_Exercise requirements_
Repeat the data that follows, word for word, without the images.

_Input for this task_
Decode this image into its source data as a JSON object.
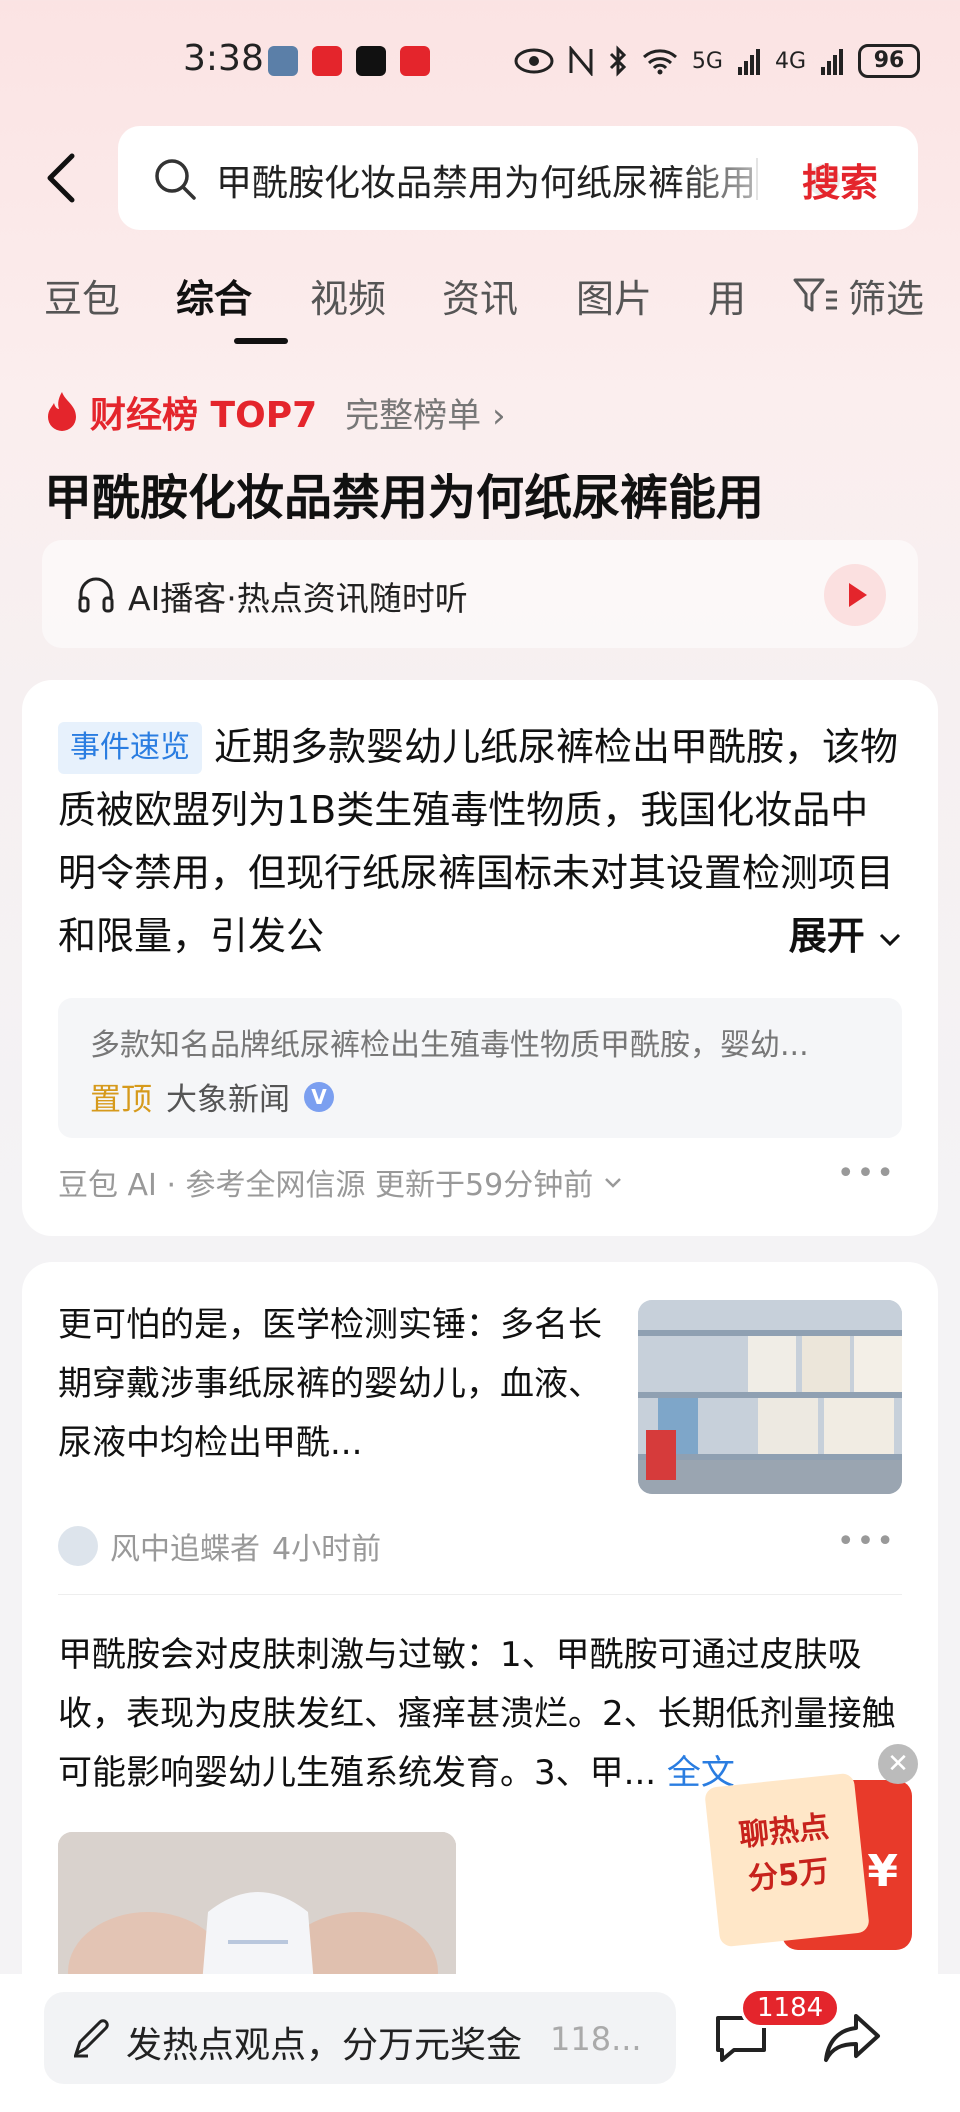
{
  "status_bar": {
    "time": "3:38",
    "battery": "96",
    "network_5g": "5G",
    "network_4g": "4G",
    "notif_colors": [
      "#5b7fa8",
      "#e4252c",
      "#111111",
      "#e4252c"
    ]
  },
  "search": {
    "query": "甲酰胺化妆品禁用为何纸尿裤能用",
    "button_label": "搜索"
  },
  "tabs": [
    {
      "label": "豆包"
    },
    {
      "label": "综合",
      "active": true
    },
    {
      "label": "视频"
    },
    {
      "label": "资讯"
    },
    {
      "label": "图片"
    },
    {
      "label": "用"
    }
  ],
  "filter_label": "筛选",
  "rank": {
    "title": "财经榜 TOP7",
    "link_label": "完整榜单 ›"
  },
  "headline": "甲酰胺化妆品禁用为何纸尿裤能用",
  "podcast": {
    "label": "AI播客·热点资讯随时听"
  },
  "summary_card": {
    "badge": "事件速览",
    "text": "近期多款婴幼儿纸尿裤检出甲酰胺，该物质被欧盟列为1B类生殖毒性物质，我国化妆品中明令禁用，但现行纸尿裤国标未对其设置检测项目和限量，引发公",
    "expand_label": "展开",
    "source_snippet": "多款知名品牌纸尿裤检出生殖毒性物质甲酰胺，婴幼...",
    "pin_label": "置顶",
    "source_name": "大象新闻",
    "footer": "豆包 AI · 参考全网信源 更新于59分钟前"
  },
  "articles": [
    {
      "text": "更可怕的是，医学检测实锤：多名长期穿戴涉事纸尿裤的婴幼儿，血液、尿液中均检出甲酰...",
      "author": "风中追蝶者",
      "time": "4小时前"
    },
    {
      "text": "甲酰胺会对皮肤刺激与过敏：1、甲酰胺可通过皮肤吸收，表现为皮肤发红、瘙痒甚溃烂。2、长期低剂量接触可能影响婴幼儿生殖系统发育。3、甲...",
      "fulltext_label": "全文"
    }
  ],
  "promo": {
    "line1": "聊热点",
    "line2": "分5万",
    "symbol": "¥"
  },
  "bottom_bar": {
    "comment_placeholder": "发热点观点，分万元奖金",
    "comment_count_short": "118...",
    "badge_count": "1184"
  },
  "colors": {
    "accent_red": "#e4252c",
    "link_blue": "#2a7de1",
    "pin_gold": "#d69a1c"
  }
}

_Answer to the task_
Decode this image into its source data as a JSON object.
{
  "status_bar": {
    "time": "3:38",
    "battery": "96",
    "network_5g": "5G",
    "network_4g": "4G",
    "notif_colors": [
      "#5b7fa8",
      "#e4252c",
      "#111111",
      "#e4252c"
    ]
  },
  "search": {
    "query": "甲酰胺化妆品禁用为何纸尿裤能用",
    "button_label": "搜索"
  },
  "tabs": [
    {
      "label": "豆包"
    },
    {
      "label": "综合",
      "active": true
    },
    {
      "label": "视频"
    },
    {
      "label": "资讯"
    },
    {
      "label": "图片"
    },
    {
      "label": "用"
    }
  ],
  "filter_label": "筛选",
  "rank": {
    "title": "财经榜 TOP7",
    "link_label": "完整榜单 ›"
  },
  "headline": "甲酰胺化妆品禁用为何纸尿裤能用",
  "podcast": {
    "label": "AI播客·热点资讯随时听"
  },
  "summary_card": {
    "badge": "事件速览",
    "text": "近期多款婴幼儿纸尿裤检出甲酰胺，该物质被欧盟列为1B类生殖毒性物质，我国化妆品中明令禁用，但现行纸尿裤国标未对其设置检测项目和限量，引发公",
    "expand_label": "展开",
    "source_snippet": "多款知名品牌纸尿裤检出生殖毒性物质甲酰胺，婴幼...",
    "pin_label": "置顶",
    "source_name": "大象新闻",
    "footer": "豆包 AI · 参考全网信源 更新于59分钟前"
  },
  "articles": [
    {
      "text": "更可怕的是，医学检测实锤：多名长期穿戴涉事纸尿裤的婴幼儿，血液、尿液中均检出甲酰...",
      "author": "风中追蝶者",
      "time": "4小时前"
    },
    {
      "text": "甲酰胺会对皮肤刺激与过敏：1、甲酰胺可通过皮肤吸收，表现为皮肤发红、瘙痒甚溃烂。2、长期低剂量接触可能影响婴幼儿生殖系统发育。3、甲...",
      "fulltext_label": "全文"
    }
  ],
  "promo": {
    "line1": "聊热点",
    "line2": "分5万",
    "symbol": "¥"
  },
  "bottom_bar": {
    "comment_placeholder": "发热点观点，分万元奖金",
    "comment_count_short": "118...",
    "badge_count": "1184"
  },
  "colors": {
    "accent_red": "#e4252c",
    "link_blue": "#2a7de1",
    "pin_gold": "#d69a1c"
  }
}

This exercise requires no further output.